Each line in the entries below that holds the string "stadigvarande" must be copied.
RECORDS: Begin
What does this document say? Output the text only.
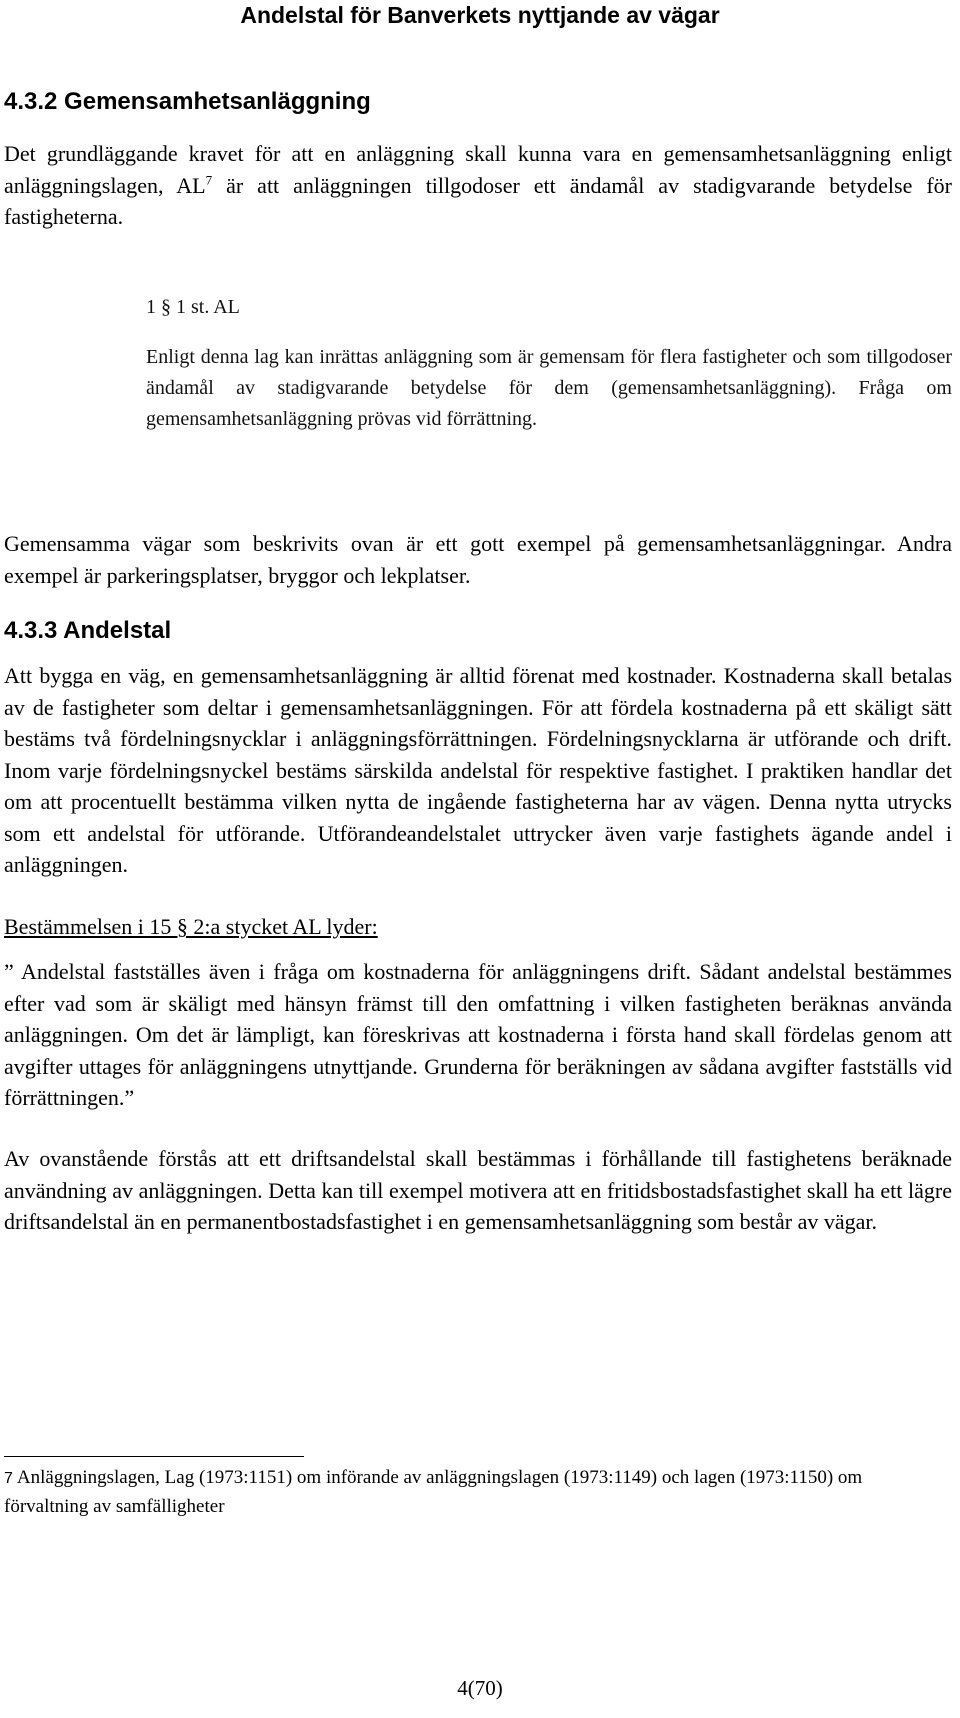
Andelstal för Banverkets nyttjande av vägar
4.3.2 Gemensamhetsanläggning

Det grundläggande kravet för att en anläggning skall kunna vara en gemensamhetsanläggning enligt anläggningslagen, $AL^7$ är att anläggningen tillgodoser ett ändamål av stadigvarande betydelse för fastigheterna.

1 § 1 st. AL

Enligt denna lag kan inrättas anläggning som är gemensam för flera fastigheter och som tillgodoser ändamål av stadigvarande betydelse för dem (gemensamhetsanläggning). Fråga om gemensamhetsanläggning prövas vid förrättning.

Gemensamma vägar som beskrivits ovan är ett gott exempel på gemensamhetsanläggningar. Andra exempel är parkeringsplatser, bryggor och lekplatser.

4.3.3 Andelstal

Att bygga en väg, en gemensamhetsanläggning är alltid förenat med kostnader. Kostnaderna skall betalas av de fastigheter som deltar i gemensamhetsanläggningen. För att fördela kostnaderna på ett skäligt sätt bestäms två fördelningsnycklar i anläggningsförrättningen. Fördelningsnycklarna är utförande och drift. Inom varje fördelningsnyckel bestäms särskilda andelstal för respektive fastighet. I praktiken handlar det om att procentuellt bestämma vilken nytta de ingående fastigheterna har av vägen. Denna nytta utrycks som ett andelstal för utförande. Utförandeandelstalet uttrycker även varje fastighets ägande andel i anläggningen.

Bestämmelsen i 15 § 2:a stycket AL lyder:

” Andelstal fastställes även i fråga om kostnaderna för anläggningens drift. Sådant andelstal bestämmes efter vad som är skäligt med hänsyn främst till den omfattning i vilken fastigheten beräknas använda anläggningen. Om det är lämpligt, kan föreskrivas att kostnaderna i första hand skall fördelas genom att avgifter uttages för anläggningens utnyttjande. Grunderna för beräkningen av sådana avgifter fastställs vid förrättningen.”

Av ovanstående förstås att ett driftsandelstal skall bestämmas i förhållande till fastighetens beräknade användning av anläggningen. Detta kan till exempel motivera att en fritidsbostadsfastighet skall ha ett lägre driftsandelstal än en permanentbostadsfastighet i en gemensamhetsanläggning som består av vägar.

7 Anläggningslagen, Lag (1973:1151) om införande av anläggningslagen (1973:1149) och lagen (1973:1150) om förvaltning av samfälligheter

4(70)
RECORDS: End
* **PROBLEM SOLUTION**
Det grundläggande kravet för att en anläggning skall kunna vara en gemensamhetsanläggning enligt anläggningslagen, $AL^7$ är att anläggningen tillgodoser ett ändamål av stadigvarande betydelse för fastigheterna.
Enligt denna lag kan inrättas anläggning som är gemensam för flera fastigheter och som tillgodoser ändamål av stadigvarande betydelse för dem (gemensamhetsanläggning). Fråga om gemensamhetsanläggning prövas vid förrättning.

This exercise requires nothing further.